> [REQUEST]: Can you transcribe the data exactly? Leave the pictures out.

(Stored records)

◇ ◇ ◇ ◇ ◇

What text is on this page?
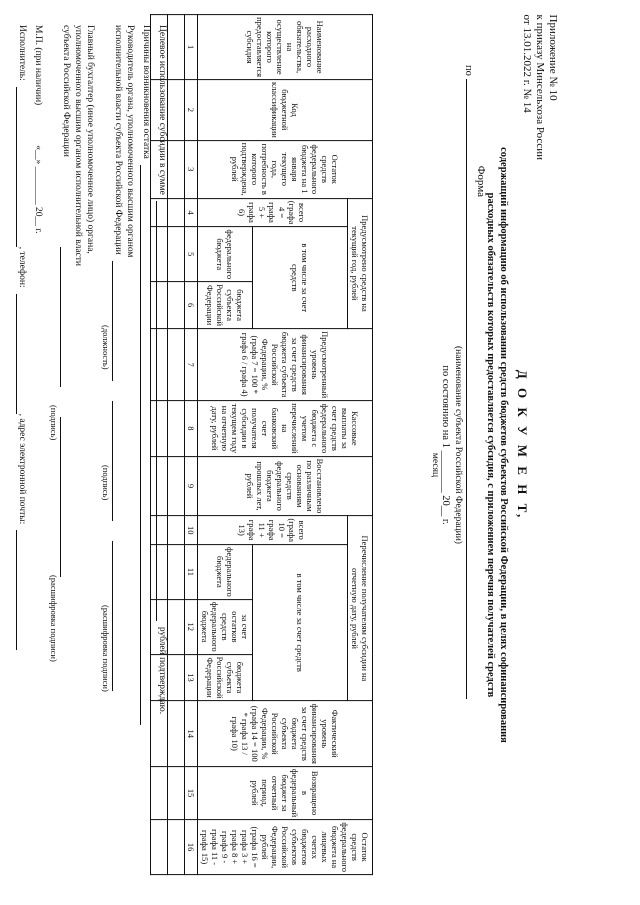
Приложение № 10
к приказу Минсельхоза России
от 13.01.2022 г. № 14
Форма
Д О К У М Е Н Т,
содержащий информацию об использовании средств бюджетов субъектов Российской Федерации, в целях софинансирования
расходных обязательств которых предоставляется субсидия, с приложением перечня получателей средств
по
(наименование субъекта Российской Федерации)
по состоянию на 1 ________ 20__ г.
месяц
Наименование расходного обязательства, на осуществление которого предоставляется субсидия	Код бюджетной классификации	Остаток средств федерального бюджета на 1 января текущего года, потребность в которого подтверждена, рублей	Предусмотрено средств на текущий год, рублей			Предусмотренный уровень финансирования за счет средств бюджета субъекта Российской Федерации, % (графа 7 = 100 * графа 6 / графа 4)	Кассовые выплаты за счет средств федерального бюджета с учетом перечислений на банковский счет получателя субсидии в текущем году на отчетную дату, рублей	Восстановлено по различным основаниям средств федерального бюджета прошлых лет, рублей	Перечисление получателям субсидии на отчетную дату, рублей				Фактический уровень финансирования за счет средств бюджета субъекта Российской Федерации, % (графа 14 = 100 * графа 13 / графа 10)	Возвращено в федеральный бюджет за отчетный период, рублей	Остаток средств федерального бюджета на лицевых счетах бюджетов субъектов Российской Федерации, рублей (графа 16 = графа 3 + графа 8 + графа 9 - графа 11 - графа 15)
			всего (графа 4 = графа 5 + графа 6)	в том числе за счет средств					всего (графа 10 = графа 11 + графа 13)	в том числе за счет средств					
				федерального бюджета	бюджета субъекта Российской Федерации					федерального бюджета	за счет остатков средств федерального бюджета	бюджета субъекта Российской Федерации			
1	2	3	4	5	6	7	8	9	10	11	12	13	14	15	16

Целевое использование субсидии в сумме
рублей подтверждаю.
Причины возникновения остатка
Руководитель органа, уполномоченного высшим органом
исполнительной власти субъекта Российской Федерации
(должность)
(подпись)
(расшифровка подписи)
Главный бухгалтер (иное уполномоченное лицо) органа,
уполномоченного высшим органом исполнительной власти
субъекта Российской Федерации
(подпись)
(расшифровка подписи)
М.П. (при наличии)
«__» ________ 20__ г.
Исполнитель:
, телефон:
, адрес электронной почты:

◇ ◇ ◇ ◇ ◇

> [RESPONSE TO THE EXERCISE]:
What text is on this page?
Приложение № 10
к приказу Минсельхоза России
от 13.01.2022 г. № 14
Форма
Д О К У М Е Н Т,
содержащий информацию об использовании средств бюджетов субъектов Российской Федерации, в целях софинансирования
расходных обязательств которых предоставляется субсидия, с приложением перечня получателей средств
по
(наименование субъекта Российской Федерации)
по состоянию на 1 ________ 20__ г.
месяц
Наименование расходного обязательства, на осуществление которого предоставляется субсидия	Код бюджетной классификации	Остаток средств федерального бюджета на 1 января текущего года, потребность в которого подтверждена, рублей	Предусмотрено средств на текущий год, рублей			Предусмотренный уровень финансирования за счет средств бюджета субъекта Российской Федерации, % (графа 7 = 100 * графа 6 / графа 4)	Кассовые выплаты за счет средств федерального бюджета с учетом перечислений на банковский счет получателя субсидии в текущем году на отчетную дату, рублей	Восстановлено по различным основаниям средств федерального бюджета прошлых лет, рублей	Перечисление получателям субсидии на отчетную дату, рублей				Фактический уровень финансирования за счет средств бюджета субъекта Российской Федерации, % (графа 14 = 100 * графа 13 / графа 10)	Возвращено в федеральный бюджет за отчетный период, рублей	Остаток средств федерального бюджета на лицевых счетах бюджетов субъектов Российской Федерации, рублей (графа 16 = графа 3 + графа 8 + графа 9 - графа 11 - графа 15)
			всего (графа 4 = графа 5 + графа 6)	в том числе за счет средств					всего (графа 10 = графа 11 + графа 13)	в том числе за счет средств					
				федерального бюджета	бюджета субъекта Российской Федерации					федерального бюджета	за счет остатков средств федерального бюджета	бюджета субъекта Российской Федерации			
1	2	3	4	5	6	7	8	9	10	11	12	13	14	15	16

Целевое использование субсидии в сумме
рублей подтверждаю.
Причины возникновения остатка
Руководитель органа, уполномоченного высшим органом
исполнительной власти субъекта Российской Федерации
(должность)
(подпись)
(расшифровка подписи)
Главный бухгалтер (иное уполномоченное лицо) органа,
уполномоченного высшим органом исполнительной власти
субъекта Российской Федерации
(подпись)
(расшифровка подписи)
М.П. (при наличии)
«__» ________ 20__ г.
Исполнитель:
, телефон:
, адрес электронной почты:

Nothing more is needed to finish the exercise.